▸ WHAT THE TASK REQUIRES
Within the records below, find each line that holds the string "page", then copy it.

▸ DATA LINES
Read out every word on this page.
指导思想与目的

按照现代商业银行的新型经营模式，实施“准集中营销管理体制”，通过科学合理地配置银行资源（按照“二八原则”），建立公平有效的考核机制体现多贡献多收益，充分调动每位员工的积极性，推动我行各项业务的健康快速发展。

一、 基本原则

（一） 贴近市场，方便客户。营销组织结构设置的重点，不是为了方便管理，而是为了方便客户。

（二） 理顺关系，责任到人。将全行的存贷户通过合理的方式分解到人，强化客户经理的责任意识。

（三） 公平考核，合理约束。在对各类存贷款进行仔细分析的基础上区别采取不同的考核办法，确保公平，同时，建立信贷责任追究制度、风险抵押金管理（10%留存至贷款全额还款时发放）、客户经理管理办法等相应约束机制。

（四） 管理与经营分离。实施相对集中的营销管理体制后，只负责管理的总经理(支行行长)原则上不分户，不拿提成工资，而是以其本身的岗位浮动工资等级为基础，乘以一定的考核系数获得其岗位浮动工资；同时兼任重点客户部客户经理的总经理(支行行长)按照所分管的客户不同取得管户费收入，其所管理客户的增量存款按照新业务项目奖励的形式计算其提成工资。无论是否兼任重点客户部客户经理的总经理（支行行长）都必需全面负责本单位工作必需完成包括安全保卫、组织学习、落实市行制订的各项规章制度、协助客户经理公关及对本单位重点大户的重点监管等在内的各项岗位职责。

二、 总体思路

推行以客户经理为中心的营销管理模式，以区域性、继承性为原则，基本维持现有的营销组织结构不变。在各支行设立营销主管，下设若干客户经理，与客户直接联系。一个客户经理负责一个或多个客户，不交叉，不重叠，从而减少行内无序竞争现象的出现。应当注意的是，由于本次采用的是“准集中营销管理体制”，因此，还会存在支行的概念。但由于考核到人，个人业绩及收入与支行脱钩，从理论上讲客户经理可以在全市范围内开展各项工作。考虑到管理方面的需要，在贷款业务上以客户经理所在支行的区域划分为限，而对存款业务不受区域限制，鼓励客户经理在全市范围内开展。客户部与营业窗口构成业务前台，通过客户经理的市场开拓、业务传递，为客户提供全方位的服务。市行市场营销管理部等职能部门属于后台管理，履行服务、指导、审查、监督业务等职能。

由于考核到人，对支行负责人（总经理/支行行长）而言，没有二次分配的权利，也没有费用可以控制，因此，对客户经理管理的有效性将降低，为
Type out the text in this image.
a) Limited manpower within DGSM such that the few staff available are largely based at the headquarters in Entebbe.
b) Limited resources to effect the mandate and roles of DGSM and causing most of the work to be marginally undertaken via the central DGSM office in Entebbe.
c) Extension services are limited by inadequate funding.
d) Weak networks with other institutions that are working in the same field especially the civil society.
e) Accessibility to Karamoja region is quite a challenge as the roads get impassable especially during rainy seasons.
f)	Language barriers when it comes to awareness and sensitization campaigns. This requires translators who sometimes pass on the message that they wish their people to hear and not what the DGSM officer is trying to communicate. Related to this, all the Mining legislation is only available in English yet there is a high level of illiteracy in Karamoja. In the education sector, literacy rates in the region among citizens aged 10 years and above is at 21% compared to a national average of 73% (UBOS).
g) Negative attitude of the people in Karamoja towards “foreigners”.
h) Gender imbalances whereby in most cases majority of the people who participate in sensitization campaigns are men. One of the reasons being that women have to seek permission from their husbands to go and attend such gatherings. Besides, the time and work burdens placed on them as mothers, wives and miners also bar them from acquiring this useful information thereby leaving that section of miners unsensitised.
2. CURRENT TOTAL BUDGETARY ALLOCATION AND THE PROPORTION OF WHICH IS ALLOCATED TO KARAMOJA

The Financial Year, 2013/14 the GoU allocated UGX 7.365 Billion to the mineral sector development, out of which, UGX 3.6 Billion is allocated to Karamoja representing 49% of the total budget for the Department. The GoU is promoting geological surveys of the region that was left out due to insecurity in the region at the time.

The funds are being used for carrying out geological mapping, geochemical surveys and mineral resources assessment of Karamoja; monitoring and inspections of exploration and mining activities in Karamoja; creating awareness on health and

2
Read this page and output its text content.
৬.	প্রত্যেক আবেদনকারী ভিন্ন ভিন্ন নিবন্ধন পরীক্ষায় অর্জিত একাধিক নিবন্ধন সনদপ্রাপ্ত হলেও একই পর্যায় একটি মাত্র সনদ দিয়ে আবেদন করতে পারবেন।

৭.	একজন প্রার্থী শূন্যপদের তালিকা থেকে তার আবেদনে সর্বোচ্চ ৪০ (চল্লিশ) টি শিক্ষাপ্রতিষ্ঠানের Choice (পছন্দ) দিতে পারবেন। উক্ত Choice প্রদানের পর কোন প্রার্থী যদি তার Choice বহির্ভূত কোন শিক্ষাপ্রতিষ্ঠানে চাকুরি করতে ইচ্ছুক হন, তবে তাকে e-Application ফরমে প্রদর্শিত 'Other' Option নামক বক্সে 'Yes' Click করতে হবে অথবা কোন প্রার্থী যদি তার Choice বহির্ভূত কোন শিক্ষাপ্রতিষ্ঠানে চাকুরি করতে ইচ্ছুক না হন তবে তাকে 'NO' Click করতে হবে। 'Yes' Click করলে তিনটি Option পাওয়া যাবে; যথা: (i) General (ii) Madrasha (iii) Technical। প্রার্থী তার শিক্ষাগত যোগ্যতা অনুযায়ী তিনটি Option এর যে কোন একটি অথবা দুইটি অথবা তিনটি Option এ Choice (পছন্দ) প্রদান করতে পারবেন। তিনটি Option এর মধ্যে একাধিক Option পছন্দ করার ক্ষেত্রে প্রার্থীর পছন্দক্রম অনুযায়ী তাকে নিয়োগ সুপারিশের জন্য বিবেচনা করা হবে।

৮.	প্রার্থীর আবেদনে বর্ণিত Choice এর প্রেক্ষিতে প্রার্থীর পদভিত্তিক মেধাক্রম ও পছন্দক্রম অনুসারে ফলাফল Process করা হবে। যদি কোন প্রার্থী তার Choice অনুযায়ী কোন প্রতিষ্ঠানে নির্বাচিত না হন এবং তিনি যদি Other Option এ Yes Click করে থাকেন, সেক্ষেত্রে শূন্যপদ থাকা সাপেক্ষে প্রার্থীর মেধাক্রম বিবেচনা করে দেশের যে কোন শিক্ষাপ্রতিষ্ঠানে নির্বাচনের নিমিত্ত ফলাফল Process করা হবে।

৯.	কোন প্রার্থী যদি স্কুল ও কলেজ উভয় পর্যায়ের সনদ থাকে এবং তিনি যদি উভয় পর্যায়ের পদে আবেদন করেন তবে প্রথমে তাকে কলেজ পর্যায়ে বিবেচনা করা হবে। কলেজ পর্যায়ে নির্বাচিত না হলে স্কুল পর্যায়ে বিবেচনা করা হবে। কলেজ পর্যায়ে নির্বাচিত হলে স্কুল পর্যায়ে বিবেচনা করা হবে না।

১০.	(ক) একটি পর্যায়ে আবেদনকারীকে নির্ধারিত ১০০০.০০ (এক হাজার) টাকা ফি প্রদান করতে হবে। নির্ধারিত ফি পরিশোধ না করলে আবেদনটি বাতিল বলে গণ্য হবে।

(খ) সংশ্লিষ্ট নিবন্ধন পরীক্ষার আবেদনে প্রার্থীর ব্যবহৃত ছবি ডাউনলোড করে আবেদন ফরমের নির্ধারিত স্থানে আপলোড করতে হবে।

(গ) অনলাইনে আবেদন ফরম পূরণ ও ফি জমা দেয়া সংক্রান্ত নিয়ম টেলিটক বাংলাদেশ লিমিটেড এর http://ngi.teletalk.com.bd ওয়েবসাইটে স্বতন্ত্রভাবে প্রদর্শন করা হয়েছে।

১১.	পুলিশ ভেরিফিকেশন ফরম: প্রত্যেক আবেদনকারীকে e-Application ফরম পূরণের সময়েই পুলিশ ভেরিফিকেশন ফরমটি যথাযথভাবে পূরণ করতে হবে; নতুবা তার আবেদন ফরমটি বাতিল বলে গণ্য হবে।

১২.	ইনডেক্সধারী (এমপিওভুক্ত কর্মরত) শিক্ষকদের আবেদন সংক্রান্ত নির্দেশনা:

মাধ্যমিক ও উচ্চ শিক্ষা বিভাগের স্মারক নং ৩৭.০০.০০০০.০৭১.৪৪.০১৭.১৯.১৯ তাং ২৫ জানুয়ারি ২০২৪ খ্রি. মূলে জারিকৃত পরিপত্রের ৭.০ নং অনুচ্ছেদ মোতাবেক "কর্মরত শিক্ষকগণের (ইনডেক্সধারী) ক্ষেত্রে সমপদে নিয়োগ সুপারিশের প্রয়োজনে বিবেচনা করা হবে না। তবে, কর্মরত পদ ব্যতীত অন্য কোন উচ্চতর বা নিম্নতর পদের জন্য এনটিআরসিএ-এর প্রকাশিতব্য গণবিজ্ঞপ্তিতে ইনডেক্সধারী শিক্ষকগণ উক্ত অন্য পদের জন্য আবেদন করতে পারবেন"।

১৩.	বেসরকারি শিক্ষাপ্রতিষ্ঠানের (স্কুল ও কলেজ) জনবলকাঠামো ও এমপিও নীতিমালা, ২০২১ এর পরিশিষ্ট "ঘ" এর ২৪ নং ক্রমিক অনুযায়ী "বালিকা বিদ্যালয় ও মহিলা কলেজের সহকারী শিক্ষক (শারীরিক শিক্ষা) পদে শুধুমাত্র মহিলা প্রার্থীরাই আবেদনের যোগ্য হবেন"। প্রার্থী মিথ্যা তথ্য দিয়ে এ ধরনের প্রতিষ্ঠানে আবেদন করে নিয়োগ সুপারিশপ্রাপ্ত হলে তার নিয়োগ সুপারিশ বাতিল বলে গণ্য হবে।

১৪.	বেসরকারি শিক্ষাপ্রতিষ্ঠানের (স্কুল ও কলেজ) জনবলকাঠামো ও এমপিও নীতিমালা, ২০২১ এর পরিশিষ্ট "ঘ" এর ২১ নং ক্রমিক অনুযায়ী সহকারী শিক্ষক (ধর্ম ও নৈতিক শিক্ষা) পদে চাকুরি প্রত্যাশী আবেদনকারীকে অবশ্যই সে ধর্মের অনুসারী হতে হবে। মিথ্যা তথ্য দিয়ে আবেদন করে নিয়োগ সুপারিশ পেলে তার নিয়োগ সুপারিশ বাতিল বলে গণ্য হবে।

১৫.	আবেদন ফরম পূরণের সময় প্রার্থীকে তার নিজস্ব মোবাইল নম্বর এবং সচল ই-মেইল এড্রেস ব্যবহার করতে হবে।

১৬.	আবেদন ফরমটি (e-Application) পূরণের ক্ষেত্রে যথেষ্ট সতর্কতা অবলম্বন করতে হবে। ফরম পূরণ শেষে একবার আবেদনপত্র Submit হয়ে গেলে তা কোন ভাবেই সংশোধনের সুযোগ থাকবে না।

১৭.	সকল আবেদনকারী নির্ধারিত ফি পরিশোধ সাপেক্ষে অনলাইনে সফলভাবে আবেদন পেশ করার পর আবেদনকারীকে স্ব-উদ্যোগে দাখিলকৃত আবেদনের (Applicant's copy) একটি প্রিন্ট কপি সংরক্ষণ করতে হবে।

▸ OUTPUT OF THE TASK
Read out every word on this page.
Read this page and output its text content.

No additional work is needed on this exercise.